> [Goal]:
Below are records. Count every line containing the word "EBITDA" and give the number alone.

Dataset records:
* start *
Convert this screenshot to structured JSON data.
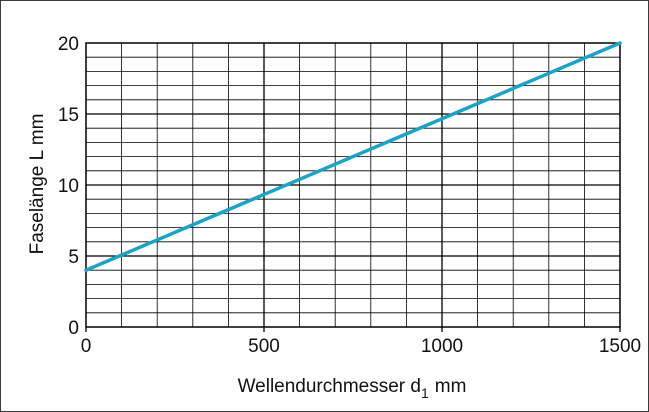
{
  "chart_data": {
    "type": "line",
    "title": "",
    "xlabel": "Wellendurchmesser d",
    "xlabel_subscript": "1",
    "xlabel_unit": "mm",
    "ylabel": "Faselänge L mm",
    "xlim": [
      0,
      1500
    ],
    "ylim": [
      0,
      20
    ],
    "x_ticks": [
      "0",
      "500",
      "1000",
      "1500"
    ],
    "y_ticks": [
      "0",
      "5",
      "10",
      "15",
      "20"
    ],
    "grid": true,
    "series": [
      {
        "x": [
          0,
          1500
        ],
        "y": [
          4,
          20
        ],
        "color": "#1aa3c4"
      }
    ]
  }
}
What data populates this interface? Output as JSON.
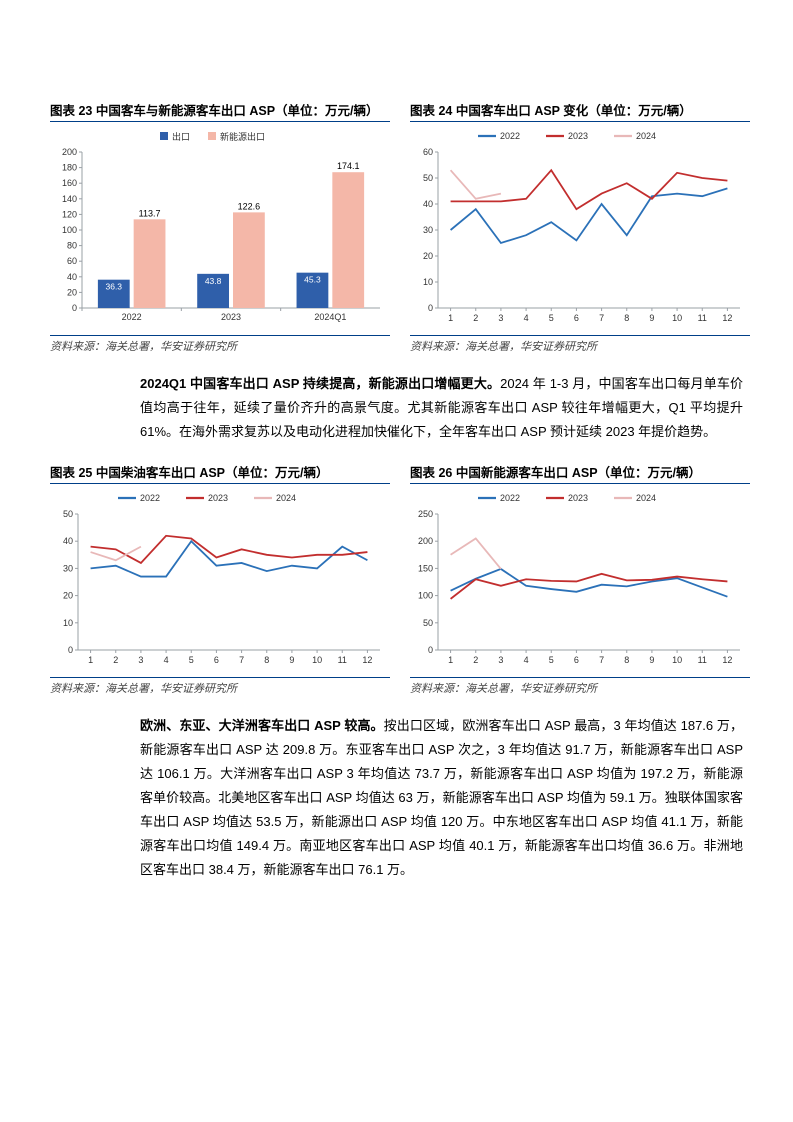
{
  "chart23": {
    "title": "图表 23  中国客车与新能源客车出口 ASP（单位：万元/辆）",
    "source": "资料来源：海关总署，华安证券研究所",
    "type": "bar",
    "legend": [
      "出口",
      "新能源出口"
    ],
    "categories": [
      "2022",
      "2023",
      "2024Q1"
    ],
    "export_values": [
      36.3,
      43.8,
      45.3
    ],
    "nev_values": [
      113.7,
      122.6,
      174.1
    ],
    "export_labels": [
      "36.3",
      "43.8",
      "45.3"
    ],
    "nev_labels": [
      "113.7",
      "122.6",
      "174.1"
    ],
    "colors": {
      "export": "#2f5faa",
      "nev": "#f4b7a8"
    },
    "ylim": [
      0,
      200
    ],
    "ytick_step": 20,
    "background_color": "#ffffff",
    "axis_color": "#9aa0a6",
    "grid_color": "#e0e0e0",
    "label_fontsize": 9,
    "bar_width": 0.32
  },
  "chart24": {
    "title": "图表 24 中国客车出口 ASP 变化（单位：万元/辆）",
    "source": "资料来源：海关总署，华安证券研究所",
    "type": "line",
    "legend": [
      "2022",
      "2023",
      "2024"
    ],
    "x_labels": [
      "1",
      "2",
      "3",
      "4",
      "5",
      "6",
      "7",
      "8",
      "9",
      "10",
      "11",
      "12"
    ],
    "series": {
      "2022": [
        30,
        38,
        25,
        28,
        33,
        26,
        40,
        28,
        43,
        44,
        43,
        46
      ],
      "2023": [
        41,
        41,
        41,
        42,
        53,
        38,
        44,
        48,
        42,
        52,
        50,
        49
      ],
      "2024": [
        53,
        42,
        44
      ]
    },
    "colors": {
      "2022": "#2b71b8",
      "2023": "#c22e2e",
      "2024": "#e8b8b8"
    },
    "ylim": [
      0,
      60
    ],
    "ytick_step": 10,
    "line_width": 1.8,
    "label_fontsize": 9,
    "axis_color": "#9aa0a6"
  },
  "para1": {
    "bold": "2024Q1 中国客车出口 ASP 持续提高，新能源出口增幅更大。",
    "rest": "2024 年 1-3 月，中国客车出口每月单车价值均高于往年，延续了量价齐升的高景气度。尤其新能源客车出口 ASP 较往年增幅更大，Q1 平均提升 61%。在海外需求复苏以及电动化进程加快催化下，全年客车出口 ASP 预计延续 2023 年提价趋势。"
  },
  "chart25": {
    "title": "图表 25 中国柴油客车出口 ASP（单位：万元/辆）",
    "source": "资料来源：海关总署，华安证券研究所",
    "type": "line",
    "legend": [
      "2022",
      "2023",
      "2024"
    ],
    "x_labels": [
      "1",
      "2",
      "3",
      "4",
      "5",
      "6",
      "7",
      "8",
      "9",
      "10",
      "11",
      "12"
    ],
    "series": {
      "2022": [
        30,
        31,
        27,
        27,
        40,
        31,
        32,
        29,
        31,
        30,
        38,
        33
      ],
      "2023": [
        38,
        37,
        32,
        42,
        41,
        34,
        37,
        35,
        34,
        35,
        35,
        36
      ],
      "2024": [
        36,
        33,
        38
      ]
    },
    "colors": {
      "2022": "#2b71b8",
      "2023": "#c22e2e",
      "2024": "#e8b8b8"
    },
    "ylim": [
      0,
      50
    ],
    "ytick_step": 10,
    "line_width": 1.8,
    "label_fontsize": 9,
    "axis_color": "#9aa0a6"
  },
  "chart26": {
    "title": "图表 26 中国新能源客车出口 ASP（单位：万元/辆）",
    "source": "资料来源：海关总署，华安证券研究所",
    "type": "line",
    "legend": [
      "2022",
      "2023",
      "2024"
    ],
    "x_labels": [
      "1",
      "2",
      "3",
      "4",
      "5",
      "6",
      "7",
      "8",
      "9",
      "10",
      "11",
      "12"
    ],
    "series": {
      "2022": [
        109,
        131,
        149,
        118,
        112,
        107,
        120,
        117,
        126,
        132,
        115,
        98
      ],
      "2023": [
        94,
        130,
        118,
        130,
        127,
        126,
        140,
        128,
        129,
        135,
        130,
        126
      ],
      "2024": [
        175,
        205,
        149
      ]
    },
    "colors": {
      "2022": "#2b71b8",
      "2023": "#c22e2e",
      "2024": "#e8b8b8"
    },
    "ylim": [
      0,
      250
    ],
    "ytick_step": 50,
    "line_width": 1.8,
    "label_fontsize": 9,
    "axis_color": "#9aa0a6"
  },
  "para2": {
    "bold": "欧洲、东亚、大洋洲客车出口 ASP 较高。",
    "rest": "按出口区域，欧洲客车出口 ASP 最高，3 年均值达 187.6 万，新能源客车出口 ASP 达 209.8 万。东亚客车出口 ASP 次之，3 年均值达 91.7 万，新能源客车出口 ASP 达 106.1 万。大洋洲客车出口 ASP 3 年均值达 73.7 万，新能源客车出口 ASP 均值为 197.2 万，新能源客单价较高。北美地区客车出口 ASP 均值达 63 万，新能源客车出口 ASP 均值为 59.1 万。独联体国家客车出口 ASP 均值达 53.5 万，新能源出口 ASP 均值 120 万。中东地区客车出口 ASP 均值 41.1 万，新能源客车出口均值 149.4 万。南亚地区客车出口 ASP 均值 40.1 万，新能源客车出口均值 36.6 万。非洲地区客车出口 38.4 万，新能源客车出口 76.1 万。"
  }
}
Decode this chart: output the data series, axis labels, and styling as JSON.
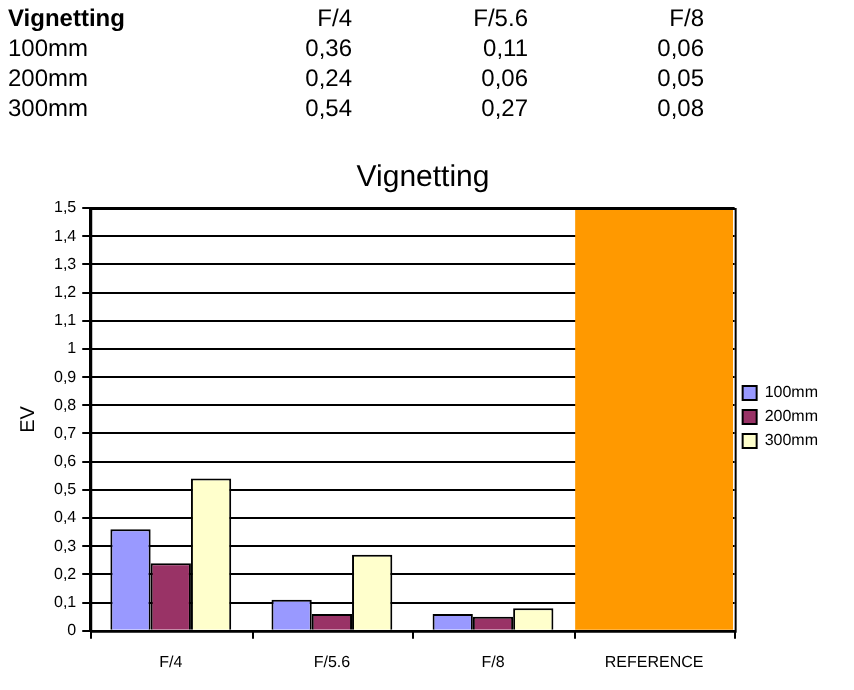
{
  "chart_data": {
    "type": "bar",
    "title": "Vignetting",
    "ylabel": "EV",
    "categories": [
      "F/4",
      "F/5.6",
      "F/8",
      "REFERENCE"
    ],
    "series": [
      {
        "name": "100mm",
        "color": "#9999ff",
        "values": [
          0.36,
          0.11,
          0.06,
          null
        ]
      },
      {
        "name": "200mm",
        "color": "#993366",
        "values": [
          0.24,
          0.06,
          0.05,
          null
        ]
      },
      {
        "name": "300mm",
        "color": "#ffffcc",
        "values": [
          0.54,
          0.27,
          0.08,
          null
        ]
      },
      {
        "color": "#ff9900",
        "values": [
          null,
          null,
          null,
          1.5
        ]
      }
    ],
    "annotations": [
      "Vignetting",
      "F/4",
      "F/5.6",
      "F/8",
      "100mm",
      "0,36",
      "0,11",
      "0,06",
      "200mm",
      "0,24",
      "0,06",
      "0,05",
      "300mm",
      "0,54",
      "0,27",
      "0,08"
    ],
    "ylim": [
      0,
      1.5
    ],
    "yticks": [
      0,
      {
        "value": 0.1,
        "label": "0,1"
      },
      {
        "value": 0.2,
        "label": "0,2"
      },
      {
        "value": 0.3,
        "label": "0,3"
      },
      {
        "value": 0.4,
        "label": "0,4"
      },
      {
        "value": 0.5,
        "label": "0,5"
      },
      {
        "value": 0.6,
        "label": "0,6"
      },
      {
        "value": 0.7,
        "label": "0,7"
      },
      {
        "value": 0.8,
        "label": "0,8"
      },
      {
        "value": 0.9,
        "label": "0,9"
      },
      1,
      {
        "value": 1.1,
        "label": "1,1"
      },
      {
        "value": 1.2,
        "label": "1,2"
      },
      {
        "value": 1.3,
        "label": "1,3"
      },
      {
        "value": 1.4,
        "label": "1,4"
      },
      {
        "value": 1.5,
        "label": "1,5"
      }
    ],
    "grid": "y",
    "legend": "right"
  }
}
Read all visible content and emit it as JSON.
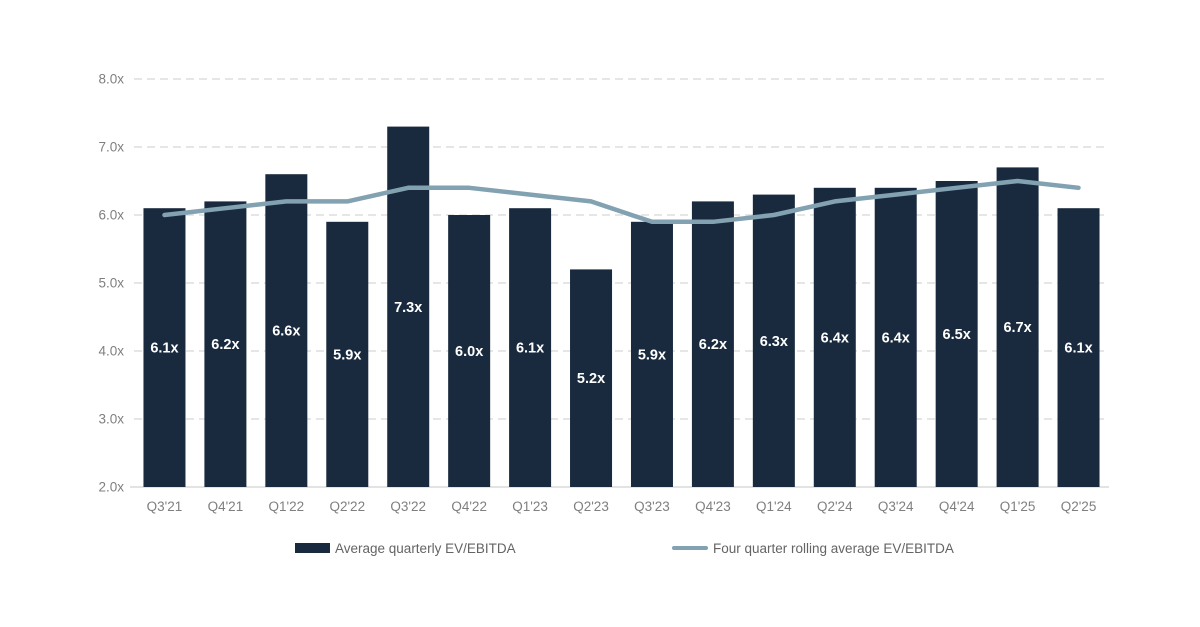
{
  "chart_data": {
    "type": "bar",
    "subtype": "bar-line-combo",
    "title": "",
    "xlabel": "",
    "ylabel": "",
    "categories": [
      "Q3'21",
      "Q4'21",
      "Q1'22",
      "Q2'22",
      "Q3'22",
      "Q4'22",
      "Q1'23",
      "Q2'23",
      "Q3'23",
      "Q4'23",
      "Q1'24",
      "Q2'24",
      "Q3'24",
      "Q4'24",
      "Q1'25",
      "Q2'25"
    ],
    "series": [
      {
        "name": "Average quarterly EV/EBITDA",
        "type": "bar",
        "values": [
          6.1,
          6.2,
          6.6,
          5.9,
          7.3,
          6.0,
          6.1,
          5.2,
          5.9,
          6.2,
          6.3,
          6.4,
          6.4,
          6.5,
          6.7,
          6.1
        ],
        "value_labels": [
          "6.1x",
          "6.2x",
          "6.6x",
          "5.9x",
          "7.3x",
          "6.0x",
          "6.1x",
          "5.2x",
          "5.9x",
          "6.2x",
          "6.3x",
          "6.4x",
          "6.4x",
          "6.5x",
          "6.7x",
          "6.1x"
        ]
      },
      {
        "name": "Four quarter rolling average EV/EBITDA",
        "type": "line",
        "values": [
          6.0,
          6.1,
          6.2,
          6.2,
          6.4,
          6.4,
          6.3,
          6.2,
          5.9,
          5.9,
          6.0,
          6.2,
          6.3,
          6.4,
          6.5,
          6.4
        ]
      }
    ],
    "ylim": [
      2.0,
      8.0
    ],
    "bar_base": 2.0,
    "y_ticks": [
      {
        "value": 8.0,
        "label": "8.0x"
      },
      {
        "value": 7.0,
        "label": "7.0x"
      },
      {
        "value": 6.0,
        "label": "6.0x"
      },
      {
        "value": 5.0,
        "label": "5.0x"
      },
      {
        "value": 4.0,
        "label": "4.0x"
      },
      {
        "value": 3.0,
        "label": "3.0x"
      },
      {
        "value": 2.0,
        "label": "2.0x"
      }
    ],
    "grid": "horizontal-dashed",
    "legend_position": "bottom"
  },
  "colors": {
    "background": "#FFFFFF",
    "bar": "#192A3E",
    "line": "#82A1B1",
    "grid": "#D8D8D8",
    "axis_line": "#D2D2D2",
    "tick_text": "#7F7F7F",
    "legend_text": "#646464",
    "bar_label": "#FFFFFF"
  }
}
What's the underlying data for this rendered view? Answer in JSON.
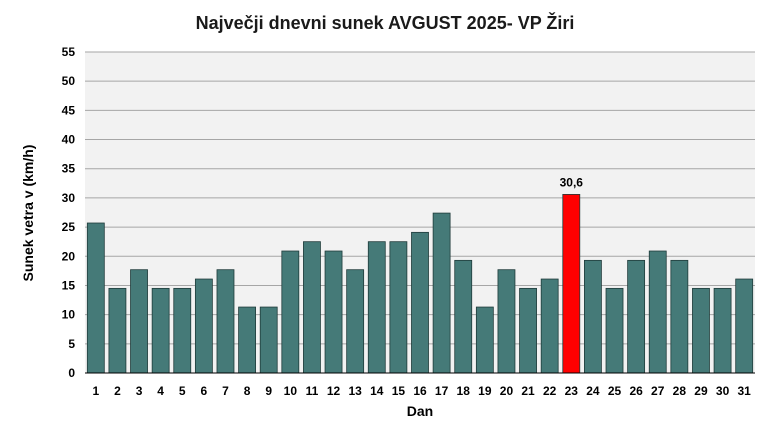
* end *
> [Exercise result]:
2